**WORK TO COMPLETE:** Copy out each line below exactly as it appears.
--- Begin ---
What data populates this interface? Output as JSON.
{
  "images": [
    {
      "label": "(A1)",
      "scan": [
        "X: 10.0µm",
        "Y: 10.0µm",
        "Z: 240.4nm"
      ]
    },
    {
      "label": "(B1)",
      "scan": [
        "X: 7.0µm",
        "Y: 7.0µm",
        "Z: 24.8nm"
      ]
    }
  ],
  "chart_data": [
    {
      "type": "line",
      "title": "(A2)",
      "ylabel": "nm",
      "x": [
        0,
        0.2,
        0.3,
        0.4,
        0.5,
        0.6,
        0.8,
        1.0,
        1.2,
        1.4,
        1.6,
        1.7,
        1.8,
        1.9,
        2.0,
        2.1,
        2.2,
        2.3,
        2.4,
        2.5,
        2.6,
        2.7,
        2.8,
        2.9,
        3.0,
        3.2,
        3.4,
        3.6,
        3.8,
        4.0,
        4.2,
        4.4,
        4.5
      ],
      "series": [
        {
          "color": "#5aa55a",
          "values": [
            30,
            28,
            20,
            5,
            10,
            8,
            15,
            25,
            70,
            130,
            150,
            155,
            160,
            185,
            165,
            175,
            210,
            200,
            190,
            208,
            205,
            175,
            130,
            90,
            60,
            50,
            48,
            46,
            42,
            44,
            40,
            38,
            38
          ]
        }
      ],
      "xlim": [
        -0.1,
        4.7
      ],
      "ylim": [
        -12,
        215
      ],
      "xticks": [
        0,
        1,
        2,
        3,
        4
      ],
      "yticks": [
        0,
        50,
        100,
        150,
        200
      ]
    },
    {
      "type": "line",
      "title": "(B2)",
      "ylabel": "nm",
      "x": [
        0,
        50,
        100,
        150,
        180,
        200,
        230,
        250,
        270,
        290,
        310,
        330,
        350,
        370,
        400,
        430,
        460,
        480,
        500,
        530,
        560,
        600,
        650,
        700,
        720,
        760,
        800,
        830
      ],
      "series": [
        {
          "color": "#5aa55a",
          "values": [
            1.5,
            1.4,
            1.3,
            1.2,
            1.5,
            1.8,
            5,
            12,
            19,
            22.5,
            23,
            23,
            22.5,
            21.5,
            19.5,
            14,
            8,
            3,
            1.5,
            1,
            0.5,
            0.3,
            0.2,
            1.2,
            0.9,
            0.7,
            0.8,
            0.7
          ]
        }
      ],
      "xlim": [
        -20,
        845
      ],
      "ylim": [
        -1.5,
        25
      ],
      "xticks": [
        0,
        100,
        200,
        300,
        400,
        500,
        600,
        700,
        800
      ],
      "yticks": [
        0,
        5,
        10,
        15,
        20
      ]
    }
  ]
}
--- End ---
**TASK RESULT:**
What data populates this interface? Output as JSON.
{
  "images": [
    {
      "label": "(A1)",
      "scan": [
        "X: 10.0µm",
        "Y: 10.0µm",
        "Z: 240.4nm"
      ]
    },
    {
      "label": "(B1)",
      "scan": [
        "X: 7.0µm",
        "Y: 7.0µm",
        "Z: 24.8nm"
      ]
    }
  ],
  "chart_data": [
    {
      "type": "line",
      "title": "(A2)",
      "ylabel": "nm",
      "x": [
        0,
        0.2,
        0.3,
        0.4,
        0.5,
        0.6,
        0.8,
        1.0,
        1.2,
        1.4,
        1.6,
        1.7,
        1.8,
        1.9,
        2.0,
        2.1,
        2.2,
        2.3,
        2.4,
        2.5,
        2.6,
        2.7,
        2.8,
        2.9,
        3.0,
        3.2,
        3.4,
        3.6,
        3.8,
        4.0,
        4.2,
        4.4,
        4.5
      ],
      "series": [
        {
          "color": "#5aa55a",
          "values": [
            30,
            28,
            20,
            5,
            10,
            8,
            15,
            25,
            70,
            130,
            150,
            155,
            160,
            185,
            165,
            175,
            210,
            200,
            190,
            208,
            205,
            175,
            130,
            90,
            60,
            50,
            48,
            46,
            42,
            44,
            40,
            38,
            38
          ]
        }
      ],
      "xlim": [
        -0.1,
        4.7
      ],
      "ylim": [
        -12,
        215
      ],
      "xticks": [
        0,
        1,
        2,
        3,
        4
      ],
      "yticks": [
        0,
        50,
        100,
        150,
        200
      ]
    },
    {
      "type": "line",
      "title": "(B2)",
      "ylabel": "nm",
      "x": [
        0,
        50,
        100,
        150,
        180,
        200,
        230,
        250,
        270,
        290,
        310,
        330,
        350,
        370,
        400,
        430,
        460,
        480,
        500,
        530,
        560,
        600,
        650,
        700,
        720,
        760,
        800,
        830
      ],
      "series": [
        {
          "color": "#5aa55a",
          "values": [
            1.5,
            1.4,
            1.3,
            1.2,
            1.5,
            1.8,
            5,
            12,
            19,
            22.5,
            23,
            23,
            22.5,
            21.5,
            19.5,
            14,
            8,
            3,
            1.5,
            1,
            0.5,
            0.3,
            0.2,
            1.2,
            0.9,
            0.7,
            0.8,
            0.7
          ]
        }
      ],
      "xlim": [
        -20,
        845
      ],
      "ylim": [
        -1.5,
        25
      ],
      "xticks": [
        0,
        100,
        200,
        300,
        400,
        500,
        600,
        700,
        800
      ],
      "yticks": [
        0,
        5,
        10,
        15,
        20
      ]
    }
  ]
}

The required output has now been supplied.